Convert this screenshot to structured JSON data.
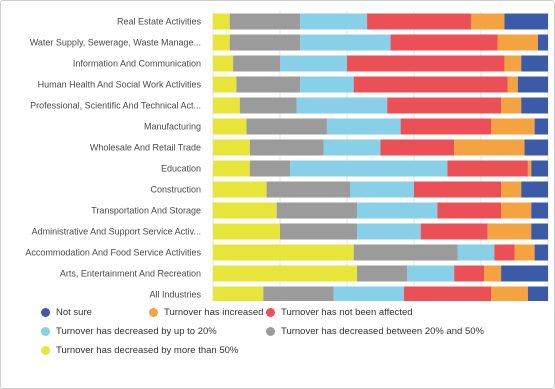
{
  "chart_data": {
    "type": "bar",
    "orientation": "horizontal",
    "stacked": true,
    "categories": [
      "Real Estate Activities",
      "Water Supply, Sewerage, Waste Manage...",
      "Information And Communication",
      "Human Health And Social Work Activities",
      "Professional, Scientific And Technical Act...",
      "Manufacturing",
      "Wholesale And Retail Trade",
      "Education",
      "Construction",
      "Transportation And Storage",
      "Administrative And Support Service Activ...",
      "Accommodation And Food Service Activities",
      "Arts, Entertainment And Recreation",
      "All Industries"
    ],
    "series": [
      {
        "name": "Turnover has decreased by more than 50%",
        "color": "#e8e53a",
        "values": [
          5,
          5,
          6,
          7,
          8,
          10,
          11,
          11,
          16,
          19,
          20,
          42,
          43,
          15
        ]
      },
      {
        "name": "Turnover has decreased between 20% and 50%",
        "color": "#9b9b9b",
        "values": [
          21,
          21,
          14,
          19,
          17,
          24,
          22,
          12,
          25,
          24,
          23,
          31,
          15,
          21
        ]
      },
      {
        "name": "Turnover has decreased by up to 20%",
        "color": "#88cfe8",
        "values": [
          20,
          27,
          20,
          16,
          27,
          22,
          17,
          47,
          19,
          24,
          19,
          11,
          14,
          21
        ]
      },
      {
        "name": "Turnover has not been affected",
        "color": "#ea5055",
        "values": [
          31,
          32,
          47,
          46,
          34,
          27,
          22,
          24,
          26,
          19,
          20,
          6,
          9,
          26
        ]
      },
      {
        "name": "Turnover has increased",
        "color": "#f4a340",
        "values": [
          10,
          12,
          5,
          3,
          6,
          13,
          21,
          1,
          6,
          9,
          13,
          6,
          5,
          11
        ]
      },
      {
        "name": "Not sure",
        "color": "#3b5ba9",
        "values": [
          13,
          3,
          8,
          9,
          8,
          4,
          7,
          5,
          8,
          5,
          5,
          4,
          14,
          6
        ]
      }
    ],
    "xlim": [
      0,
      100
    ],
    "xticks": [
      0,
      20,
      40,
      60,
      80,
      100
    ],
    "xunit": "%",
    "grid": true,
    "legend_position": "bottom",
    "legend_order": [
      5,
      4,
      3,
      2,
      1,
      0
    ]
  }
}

________________________________________

* What needs to be done:
Write the records out once more, exactly as they appear, with no pictures.

* Exercise solution:
Convert this screenshot to structured JSON data.
{
  "chart_data": {
    "type": "bar",
    "orientation": "horizontal",
    "stacked": true,
    "categories": [
      "Real Estate Activities",
      "Water Supply, Sewerage, Waste Manage...",
      "Information And Communication",
      "Human Health And Social Work Activities",
      "Professional, Scientific And Technical Act...",
      "Manufacturing",
      "Wholesale And Retail Trade",
      "Education",
      "Construction",
      "Transportation And Storage",
      "Administrative And Support Service Activ...",
      "Accommodation And Food Service Activities",
      "Arts, Entertainment And Recreation",
      "All Industries"
    ],
    "series": [
      {
        "name": "Turnover has decreased by more than 50%",
        "color": "#e8e53a",
        "values": [
          5,
          5,
          6,
          7,
          8,
          10,
          11,
          11,
          16,
          19,
          20,
          42,
          43,
          15
        ]
      },
      {
        "name": "Turnover has decreased between 20% and 50%",
        "color": "#9b9b9b",
        "values": [
          21,
          21,
          14,
          19,
          17,
          24,
          22,
          12,
          25,
          24,
          23,
          31,
          15,
          21
        ]
      },
      {
        "name": "Turnover has decreased by up to 20%",
        "color": "#88cfe8",
        "values": [
          20,
          27,
          20,
          16,
          27,
          22,
          17,
          47,
          19,
          24,
          19,
          11,
          14,
          21
        ]
      },
      {
        "name": "Turnover has not been affected",
        "color": "#ea5055",
        "values": [
          31,
          32,
          47,
          46,
          34,
          27,
          22,
          24,
          26,
          19,
          20,
          6,
          9,
          26
        ]
      },
      {
        "name": "Turnover has increased",
        "color": "#f4a340",
        "values": [
          10,
          12,
          5,
          3,
          6,
          13,
          21,
          1,
          6,
          9,
          13,
          6,
          5,
          11
        ]
      },
      {
        "name": "Not sure",
        "color": "#3b5ba9",
        "values": [
          13,
          3,
          8,
          9,
          8,
          4,
          7,
          5,
          8,
          5,
          5,
          4,
          14,
          6
        ]
      }
    ],
    "xlim": [
      0,
      100
    ],
    "xticks": [
      0,
      20,
      40,
      60,
      80,
      100
    ],
    "xunit": "%",
    "grid": true,
    "legend_position": "bottom",
    "legend_order": [
      5,
      4,
      3,
      2,
      1,
      0
    ]
  }
}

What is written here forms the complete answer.